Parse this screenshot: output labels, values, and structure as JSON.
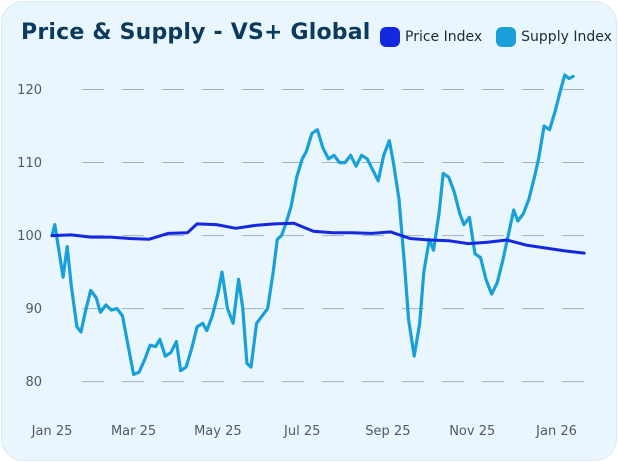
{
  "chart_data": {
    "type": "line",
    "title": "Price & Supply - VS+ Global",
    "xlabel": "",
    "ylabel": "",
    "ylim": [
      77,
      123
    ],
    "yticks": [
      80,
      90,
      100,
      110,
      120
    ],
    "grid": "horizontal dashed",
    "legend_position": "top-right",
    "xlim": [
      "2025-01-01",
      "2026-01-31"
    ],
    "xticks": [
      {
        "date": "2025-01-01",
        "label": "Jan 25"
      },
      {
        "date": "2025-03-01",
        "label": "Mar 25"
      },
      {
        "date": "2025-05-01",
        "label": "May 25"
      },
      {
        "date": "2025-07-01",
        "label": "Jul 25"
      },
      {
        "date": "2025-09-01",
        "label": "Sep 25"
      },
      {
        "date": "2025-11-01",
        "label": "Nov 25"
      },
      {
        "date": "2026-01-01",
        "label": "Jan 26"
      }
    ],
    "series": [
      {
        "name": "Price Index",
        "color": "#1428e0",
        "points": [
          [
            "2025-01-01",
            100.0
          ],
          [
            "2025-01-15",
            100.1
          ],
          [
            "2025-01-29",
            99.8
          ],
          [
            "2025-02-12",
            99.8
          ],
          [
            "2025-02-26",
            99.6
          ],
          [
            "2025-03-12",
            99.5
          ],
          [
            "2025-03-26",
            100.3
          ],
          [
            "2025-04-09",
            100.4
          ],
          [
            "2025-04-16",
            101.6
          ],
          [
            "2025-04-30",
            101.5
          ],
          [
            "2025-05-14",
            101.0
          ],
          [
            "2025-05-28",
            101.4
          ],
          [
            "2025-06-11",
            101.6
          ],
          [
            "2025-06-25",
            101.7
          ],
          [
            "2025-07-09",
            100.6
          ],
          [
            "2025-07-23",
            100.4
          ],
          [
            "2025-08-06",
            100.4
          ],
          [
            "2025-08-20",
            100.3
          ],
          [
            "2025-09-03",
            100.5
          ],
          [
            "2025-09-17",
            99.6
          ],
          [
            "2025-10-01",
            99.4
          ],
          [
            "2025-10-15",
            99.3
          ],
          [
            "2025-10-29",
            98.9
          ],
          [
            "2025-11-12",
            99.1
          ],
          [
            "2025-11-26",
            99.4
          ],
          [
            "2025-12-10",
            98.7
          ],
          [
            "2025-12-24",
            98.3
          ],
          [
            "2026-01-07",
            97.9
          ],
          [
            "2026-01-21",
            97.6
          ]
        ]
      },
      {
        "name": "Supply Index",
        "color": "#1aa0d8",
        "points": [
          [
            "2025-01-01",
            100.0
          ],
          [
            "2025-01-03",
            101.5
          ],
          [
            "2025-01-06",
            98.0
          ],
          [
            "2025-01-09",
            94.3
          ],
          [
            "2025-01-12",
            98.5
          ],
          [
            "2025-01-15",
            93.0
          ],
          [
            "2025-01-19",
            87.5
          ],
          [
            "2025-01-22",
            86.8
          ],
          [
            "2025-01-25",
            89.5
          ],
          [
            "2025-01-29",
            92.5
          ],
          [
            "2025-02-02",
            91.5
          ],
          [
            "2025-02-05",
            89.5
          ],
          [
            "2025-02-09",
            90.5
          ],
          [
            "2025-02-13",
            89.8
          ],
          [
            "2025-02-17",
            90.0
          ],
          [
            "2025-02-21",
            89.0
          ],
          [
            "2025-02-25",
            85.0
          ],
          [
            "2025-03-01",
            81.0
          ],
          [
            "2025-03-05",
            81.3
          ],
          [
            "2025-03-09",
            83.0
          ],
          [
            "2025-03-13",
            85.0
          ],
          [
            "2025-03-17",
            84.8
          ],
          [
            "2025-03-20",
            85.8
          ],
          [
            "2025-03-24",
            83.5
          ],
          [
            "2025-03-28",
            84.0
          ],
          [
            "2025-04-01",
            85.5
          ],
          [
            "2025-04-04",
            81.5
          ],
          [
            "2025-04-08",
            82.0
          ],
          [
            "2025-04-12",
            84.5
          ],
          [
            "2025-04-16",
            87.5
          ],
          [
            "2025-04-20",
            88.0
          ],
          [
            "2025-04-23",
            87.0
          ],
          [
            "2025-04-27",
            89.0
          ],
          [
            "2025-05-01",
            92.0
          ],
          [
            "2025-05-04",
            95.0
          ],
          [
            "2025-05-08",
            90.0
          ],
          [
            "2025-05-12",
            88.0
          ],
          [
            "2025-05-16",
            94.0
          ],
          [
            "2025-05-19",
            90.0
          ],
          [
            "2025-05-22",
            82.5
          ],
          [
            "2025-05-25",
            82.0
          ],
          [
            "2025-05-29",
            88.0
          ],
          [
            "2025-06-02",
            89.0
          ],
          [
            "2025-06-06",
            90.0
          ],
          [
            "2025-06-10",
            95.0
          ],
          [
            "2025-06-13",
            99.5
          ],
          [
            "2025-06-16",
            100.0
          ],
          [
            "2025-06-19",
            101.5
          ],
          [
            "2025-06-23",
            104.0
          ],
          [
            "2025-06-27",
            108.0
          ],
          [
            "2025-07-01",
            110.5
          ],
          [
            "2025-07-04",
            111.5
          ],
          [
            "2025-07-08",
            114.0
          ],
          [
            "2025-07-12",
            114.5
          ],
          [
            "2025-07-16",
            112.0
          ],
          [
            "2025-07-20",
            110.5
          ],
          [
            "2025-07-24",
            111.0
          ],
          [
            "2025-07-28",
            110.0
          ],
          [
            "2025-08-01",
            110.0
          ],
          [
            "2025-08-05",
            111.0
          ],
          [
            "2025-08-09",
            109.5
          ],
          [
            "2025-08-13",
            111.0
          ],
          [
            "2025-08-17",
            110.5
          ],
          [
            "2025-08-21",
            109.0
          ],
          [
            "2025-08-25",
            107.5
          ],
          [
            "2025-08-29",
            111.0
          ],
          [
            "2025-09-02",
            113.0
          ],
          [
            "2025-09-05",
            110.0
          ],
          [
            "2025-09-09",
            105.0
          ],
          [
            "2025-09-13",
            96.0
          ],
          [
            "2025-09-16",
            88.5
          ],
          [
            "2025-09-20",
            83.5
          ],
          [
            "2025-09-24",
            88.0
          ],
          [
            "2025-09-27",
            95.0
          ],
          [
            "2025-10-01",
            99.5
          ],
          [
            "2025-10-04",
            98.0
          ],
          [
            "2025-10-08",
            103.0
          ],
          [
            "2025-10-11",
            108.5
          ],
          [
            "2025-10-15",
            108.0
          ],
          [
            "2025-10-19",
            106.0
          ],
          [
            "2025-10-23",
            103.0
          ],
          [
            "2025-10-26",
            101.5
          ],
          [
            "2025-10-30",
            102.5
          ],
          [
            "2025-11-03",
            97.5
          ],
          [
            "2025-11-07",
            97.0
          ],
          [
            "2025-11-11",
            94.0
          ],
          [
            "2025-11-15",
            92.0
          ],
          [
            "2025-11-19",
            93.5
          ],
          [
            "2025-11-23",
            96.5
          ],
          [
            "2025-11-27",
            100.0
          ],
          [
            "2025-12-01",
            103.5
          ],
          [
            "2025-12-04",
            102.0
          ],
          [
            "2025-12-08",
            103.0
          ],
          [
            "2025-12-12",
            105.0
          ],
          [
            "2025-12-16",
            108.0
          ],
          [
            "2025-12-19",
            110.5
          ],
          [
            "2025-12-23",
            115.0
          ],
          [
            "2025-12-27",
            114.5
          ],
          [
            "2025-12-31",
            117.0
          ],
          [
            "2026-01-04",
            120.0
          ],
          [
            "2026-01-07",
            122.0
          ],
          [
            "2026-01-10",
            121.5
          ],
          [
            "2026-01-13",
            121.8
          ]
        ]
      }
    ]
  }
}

Exercise requirements
Give back every line exactly as it stands, pictures excluded.

Response for this exercise
Parse this screenshot: output labels, values, and structure as JSON.
{
  "chart_data": {
    "type": "line",
    "title": "Price & Supply - VS+ Global",
    "xlabel": "",
    "ylabel": "",
    "ylim": [
      77,
      123
    ],
    "yticks": [
      80,
      90,
      100,
      110,
      120
    ],
    "grid": "horizontal dashed",
    "legend_position": "top-right",
    "xlim": [
      "2025-01-01",
      "2026-01-31"
    ],
    "xticks": [
      {
        "date": "2025-01-01",
        "label": "Jan 25"
      },
      {
        "date": "2025-03-01",
        "label": "Mar 25"
      },
      {
        "date": "2025-05-01",
        "label": "May 25"
      },
      {
        "date": "2025-07-01",
        "label": "Jul 25"
      },
      {
        "date": "2025-09-01",
        "label": "Sep 25"
      },
      {
        "date": "2025-11-01",
        "label": "Nov 25"
      },
      {
        "date": "2026-01-01",
        "label": "Jan 26"
      }
    ],
    "series": [
      {
        "name": "Price Index",
        "color": "#1428e0",
        "points": [
          [
            "2025-01-01",
            100.0
          ],
          [
            "2025-01-15",
            100.1
          ],
          [
            "2025-01-29",
            99.8
          ],
          [
            "2025-02-12",
            99.8
          ],
          [
            "2025-02-26",
            99.6
          ],
          [
            "2025-03-12",
            99.5
          ],
          [
            "2025-03-26",
            100.3
          ],
          [
            "2025-04-09",
            100.4
          ],
          [
            "2025-04-16",
            101.6
          ],
          [
            "2025-04-30",
            101.5
          ],
          [
            "2025-05-14",
            101.0
          ],
          [
            "2025-05-28",
            101.4
          ],
          [
            "2025-06-11",
            101.6
          ],
          [
            "2025-06-25",
            101.7
          ],
          [
            "2025-07-09",
            100.6
          ],
          [
            "2025-07-23",
            100.4
          ],
          [
            "2025-08-06",
            100.4
          ],
          [
            "2025-08-20",
            100.3
          ],
          [
            "2025-09-03",
            100.5
          ],
          [
            "2025-09-17",
            99.6
          ],
          [
            "2025-10-01",
            99.4
          ],
          [
            "2025-10-15",
            99.3
          ],
          [
            "2025-10-29",
            98.9
          ],
          [
            "2025-11-12",
            99.1
          ],
          [
            "2025-11-26",
            99.4
          ],
          [
            "2025-12-10",
            98.7
          ],
          [
            "2025-12-24",
            98.3
          ],
          [
            "2026-01-07",
            97.9
          ],
          [
            "2026-01-21",
            97.6
          ]
        ]
      },
      {
        "name": "Supply Index",
        "color": "#1aa0d8",
        "points": [
          [
            "2025-01-01",
            100.0
          ],
          [
            "2025-01-03",
            101.5
          ],
          [
            "2025-01-06",
            98.0
          ],
          [
            "2025-01-09",
            94.3
          ],
          [
            "2025-01-12",
            98.5
          ],
          [
            "2025-01-15",
            93.0
          ],
          [
            "2025-01-19",
            87.5
          ],
          [
            "2025-01-22",
            86.8
          ],
          [
            "2025-01-25",
            89.5
          ],
          [
            "2025-01-29",
            92.5
          ],
          [
            "2025-02-02",
            91.5
          ],
          [
            "2025-02-05",
            89.5
          ],
          [
            "2025-02-09",
            90.5
          ],
          [
            "2025-02-13",
            89.8
          ],
          [
            "2025-02-17",
            90.0
          ],
          [
            "2025-02-21",
            89.0
          ],
          [
            "2025-02-25",
            85.0
          ],
          [
            "2025-03-01",
            81.0
          ],
          [
            "2025-03-05",
            81.3
          ],
          [
            "2025-03-09",
            83.0
          ],
          [
            "2025-03-13",
            85.0
          ],
          [
            "2025-03-17",
            84.8
          ],
          [
            "2025-03-20",
            85.8
          ],
          [
            "2025-03-24",
            83.5
          ],
          [
            "2025-03-28",
            84.0
          ],
          [
            "2025-04-01",
            85.5
          ],
          [
            "2025-04-04",
            81.5
          ],
          [
            "2025-04-08",
            82.0
          ],
          [
            "2025-04-12",
            84.5
          ],
          [
            "2025-04-16",
            87.5
          ],
          [
            "2025-04-20",
            88.0
          ],
          [
            "2025-04-23",
            87.0
          ],
          [
            "2025-04-27",
            89.0
          ],
          [
            "2025-05-01",
            92.0
          ],
          [
            "2025-05-04",
            95.0
          ],
          [
            "2025-05-08",
            90.0
          ],
          [
            "2025-05-12",
            88.0
          ],
          [
            "2025-05-16",
            94.0
          ],
          [
            "2025-05-19",
            90.0
          ],
          [
            "2025-05-22",
            82.5
          ],
          [
            "2025-05-25",
            82.0
          ],
          [
            "2025-05-29",
            88.0
          ],
          [
            "2025-06-02",
            89.0
          ],
          [
            "2025-06-06",
            90.0
          ],
          [
            "2025-06-10",
            95.0
          ],
          [
            "2025-06-13",
            99.5
          ],
          [
            "2025-06-16",
            100.0
          ],
          [
            "2025-06-19",
            101.5
          ],
          [
            "2025-06-23",
            104.0
          ],
          [
            "2025-06-27",
            108.0
          ],
          [
            "2025-07-01",
            110.5
          ],
          [
            "2025-07-04",
            111.5
          ],
          [
            "2025-07-08",
            114.0
          ],
          [
            "2025-07-12",
            114.5
          ],
          [
            "2025-07-16",
            112.0
          ],
          [
            "2025-07-20",
            110.5
          ],
          [
            "2025-07-24",
            111.0
          ],
          [
            "2025-07-28",
            110.0
          ],
          [
            "2025-08-01",
            110.0
          ],
          [
            "2025-08-05",
            111.0
          ],
          [
            "2025-08-09",
            109.5
          ],
          [
            "2025-08-13",
            111.0
          ],
          [
            "2025-08-17",
            110.5
          ],
          [
            "2025-08-21",
            109.0
          ],
          [
            "2025-08-25",
            107.5
          ],
          [
            "2025-08-29",
            111.0
          ],
          [
            "2025-09-02",
            113.0
          ],
          [
            "2025-09-05",
            110.0
          ],
          [
            "2025-09-09",
            105.0
          ],
          [
            "2025-09-13",
            96.0
          ],
          [
            "2025-09-16",
            88.5
          ],
          [
            "2025-09-20",
            83.5
          ],
          [
            "2025-09-24",
            88.0
          ],
          [
            "2025-09-27",
            95.0
          ],
          [
            "2025-10-01",
            99.5
          ],
          [
            "2025-10-04",
            98.0
          ],
          [
            "2025-10-08",
            103.0
          ],
          [
            "2025-10-11",
            108.5
          ],
          [
            "2025-10-15",
            108.0
          ],
          [
            "2025-10-19",
            106.0
          ],
          [
            "2025-10-23",
            103.0
          ],
          [
            "2025-10-26",
            101.5
          ],
          [
            "2025-10-30",
            102.5
          ],
          [
            "2025-11-03",
            97.5
          ],
          [
            "2025-11-07",
            97.0
          ],
          [
            "2025-11-11",
            94.0
          ],
          [
            "2025-11-15",
            92.0
          ],
          [
            "2025-11-19",
            93.5
          ],
          [
            "2025-11-23",
            96.5
          ],
          [
            "2025-11-27",
            100.0
          ],
          [
            "2025-12-01",
            103.5
          ],
          [
            "2025-12-04",
            102.0
          ],
          [
            "2025-12-08",
            103.0
          ],
          [
            "2025-12-12",
            105.0
          ],
          [
            "2025-12-16",
            108.0
          ],
          [
            "2025-12-19",
            110.5
          ],
          [
            "2025-12-23",
            115.0
          ],
          [
            "2025-12-27",
            114.5
          ],
          [
            "2025-12-31",
            117.0
          ],
          [
            "2026-01-04",
            120.0
          ],
          [
            "2026-01-07",
            122.0
          ],
          [
            "2026-01-10",
            121.5
          ],
          [
            "2026-01-13",
            121.8
          ]
        ]
      }
    ]
  }
}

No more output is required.